> **Problem requirements**
Transcribe the records exactly. Pictures do not belong in the transcription.

> **Rows**
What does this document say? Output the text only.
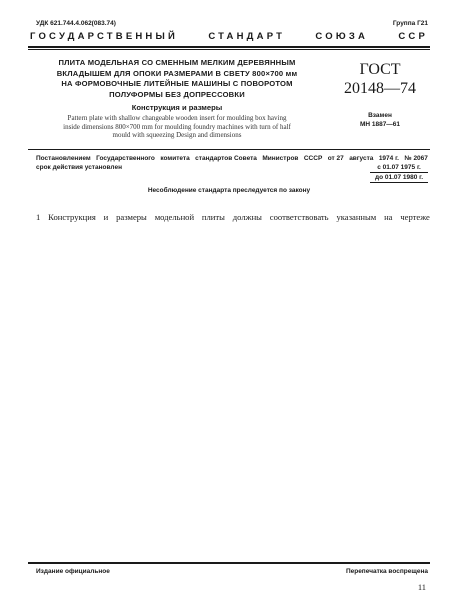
УДК 621.744.4.062(083.74)	Группа Г21
ГОСУДАРСТВЕННЫЙ	СТАНДАРТ	СОЮЗА	ССР
ПЛИТА МОДЕЛЬНАЯ СО СМЕННЫМ МЕЛКИМ ДЕРЕВЯННЫМ
ВКЛАДЫШЕМ ДЛЯ ОПОКИ РАЗМЕРАМИ В СВЕТУ 800×700 мм
НА ФОРМОВОЧНЫЕ ЛИТЕЙНЫЕ МАШИНЫ С ПОВОРОТОМ
ПОЛУФОРМЫ БЕЗ ДОПРЕССОВКИ
Конструкция и размеры
Pattern plate with shallow changeable wooden insert for moulding box having
inside dimensions 800×700 mm for moulding foundry machines with turn of half
mould with squeezing Design and dimensions
ГОСТ
20148—74
Взамен
МН 1887—61
Постановлением Государственного комитета стандартов Совета Министров СССР от 27 августа 1974 г. № 2067
срок действия установлен	с 01.07 1975 г.
до 01.07 1980 г.
Несоблюдение стандарта преследуется по закону
1 Конструкция и размеры модельной плиты должны соответствовать указанным на чертеже
Издание официальное	Перепечатка воспрещена
11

> **Task result**
What does this document say? Output the text only.
УДК 621.744.4.062(083.74)	Группа Г21
ГОСУДАРСТВЕННЫЙ	СТАНДАРТ	СОЮЗА	ССР
ПЛИТА МОДЕЛЬНАЯ СО СМЕННЫМ МЕЛКИМ ДЕРЕВЯННЫМ
ВКЛАДЫШЕМ ДЛЯ ОПОКИ РАЗМЕРАМИ В СВЕТУ 800×700 мм
НА ФОРМОВОЧНЫЕ ЛИТЕЙНЫЕ МАШИНЫ С ПОВОРОТОМ
ПОЛУФОРМЫ БЕЗ ДОПРЕССОВКИ
Конструкция и размеры
Pattern plate with shallow changeable wooden insert for moulding box having
inside dimensions 800×700 mm for moulding foundry machines with turn of half
mould with squeezing Design and dimensions
ГОСТ
20148—74
Взамен
МН 1887—61
Постановлением Государственного комитета стандартов Совета Министров СССР от 27 августа 1974 г. № 2067
срок действия установлен	с 01.07 1975 г.
до 01.07 1980 г.
Несоблюдение стандарта преследуется по закону
1 Конструкция и размеры модельной плиты должны соответствовать указанным на чертеже
Издание официальное	Перепечатка воспрещена
11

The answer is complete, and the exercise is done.